• What is expected: Return every record verbatim.

• Supplied records:
** begin **

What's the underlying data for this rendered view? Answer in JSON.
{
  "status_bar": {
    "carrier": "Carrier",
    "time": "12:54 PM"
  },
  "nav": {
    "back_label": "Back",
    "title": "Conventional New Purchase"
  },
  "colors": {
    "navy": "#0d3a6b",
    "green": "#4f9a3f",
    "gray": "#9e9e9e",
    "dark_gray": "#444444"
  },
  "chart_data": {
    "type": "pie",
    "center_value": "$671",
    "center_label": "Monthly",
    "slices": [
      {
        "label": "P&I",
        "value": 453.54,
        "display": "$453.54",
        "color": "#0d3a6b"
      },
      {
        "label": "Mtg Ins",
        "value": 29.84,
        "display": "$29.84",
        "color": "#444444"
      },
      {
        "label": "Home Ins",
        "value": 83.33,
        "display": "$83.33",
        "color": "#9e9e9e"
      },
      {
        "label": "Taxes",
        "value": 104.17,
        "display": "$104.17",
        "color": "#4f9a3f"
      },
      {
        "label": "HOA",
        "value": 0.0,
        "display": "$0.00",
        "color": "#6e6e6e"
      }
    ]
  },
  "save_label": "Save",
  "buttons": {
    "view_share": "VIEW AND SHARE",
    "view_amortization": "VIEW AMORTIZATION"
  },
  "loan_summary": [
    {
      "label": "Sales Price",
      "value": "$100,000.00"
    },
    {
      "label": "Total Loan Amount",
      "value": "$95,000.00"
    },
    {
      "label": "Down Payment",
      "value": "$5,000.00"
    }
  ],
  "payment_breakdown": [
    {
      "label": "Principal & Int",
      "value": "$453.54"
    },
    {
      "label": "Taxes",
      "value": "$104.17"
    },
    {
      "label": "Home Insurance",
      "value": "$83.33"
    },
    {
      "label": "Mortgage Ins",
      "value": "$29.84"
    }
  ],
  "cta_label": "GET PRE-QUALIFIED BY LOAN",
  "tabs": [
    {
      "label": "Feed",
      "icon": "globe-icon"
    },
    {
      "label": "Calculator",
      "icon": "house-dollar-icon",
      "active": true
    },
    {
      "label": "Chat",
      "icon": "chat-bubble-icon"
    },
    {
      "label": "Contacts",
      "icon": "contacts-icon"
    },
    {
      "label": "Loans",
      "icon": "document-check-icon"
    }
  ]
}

** end **

• Expected output:
What's the underlying data for this rendered view? Answer in JSON.
{
  "status_bar": {
    "carrier": "Carrier",
    "time": "12:54 PM"
  },
  "nav": {
    "back_label": "Back",
    "title": "Conventional New Purchase"
  },
  "colors": {
    "navy": "#0d3a6b",
    "green": "#4f9a3f",
    "gray": "#9e9e9e",
    "dark_gray": "#444444"
  },
  "chart_data": {
    "type": "pie",
    "center_value": "$671",
    "center_label": "Monthly",
    "slices": [
      {
        "label": "P&I",
        "value": 453.54,
        "display": "$453.54",
        "color": "#0d3a6b"
      },
      {
        "label": "Mtg Ins",
        "value": 29.84,
        "display": "$29.84",
        "color": "#444444"
      },
      {
        "label": "Home Ins",
        "value": 83.33,
        "display": "$83.33",
        "color": "#9e9e9e"
      },
      {
        "label": "Taxes",
        "value": 104.17,
        "display": "$104.17",
        "color": "#4f9a3f"
      },
      {
        "label": "HOA",
        "value": 0.0,
        "display": "$0.00",
        "color": "#6e6e6e"
      }
    ]
  },
  "save_label": "Save",
  "buttons": {
    "view_share": "VIEW AND SHARE",
    "view_amortization": "VIEW AMORTIZATION"
  },
  "loan_summary": [
    {
      "label": "Sales Price",
      "value": "$100,000.00"
    },
    {
      "label": "Total Loan Amount",
      "value": "$95,000.00"
    },
    {
      "label": "Down Payment",
      "value": "$5,000.00"
    }
  ],
  "payment_breakdown": [
    {
      "label": "Principal & Int",
      "value": "$453.54"
    },
    {
      "label": "Taxes",
      "value": "$104.17"
    },
    {
      "label": "Home Insurance",
      "value": "$83.33"
    },
    {
      "label": "Mortgage Ins",
      "value": "$29.84"
    }
  ],
  "cta_label": "GET PRE-QUALIFIED BY LOAN",
  "tabs": [
    {
      "label": "Feed",
      "icon": "globe-icon"
    },
    {
      "label": "Calculator",
      "icon": "house-dollar-icon",
      "active": true
    },
    {
      "label": "Chat",
      "icon": "chat-bubble-icon"
    },
    {
      "label": "Contacts",
      "icon": "contacts-icon"
    },
    {
      "label": "Loans",
      "icon": "document-check-icon"
    }
  ]
}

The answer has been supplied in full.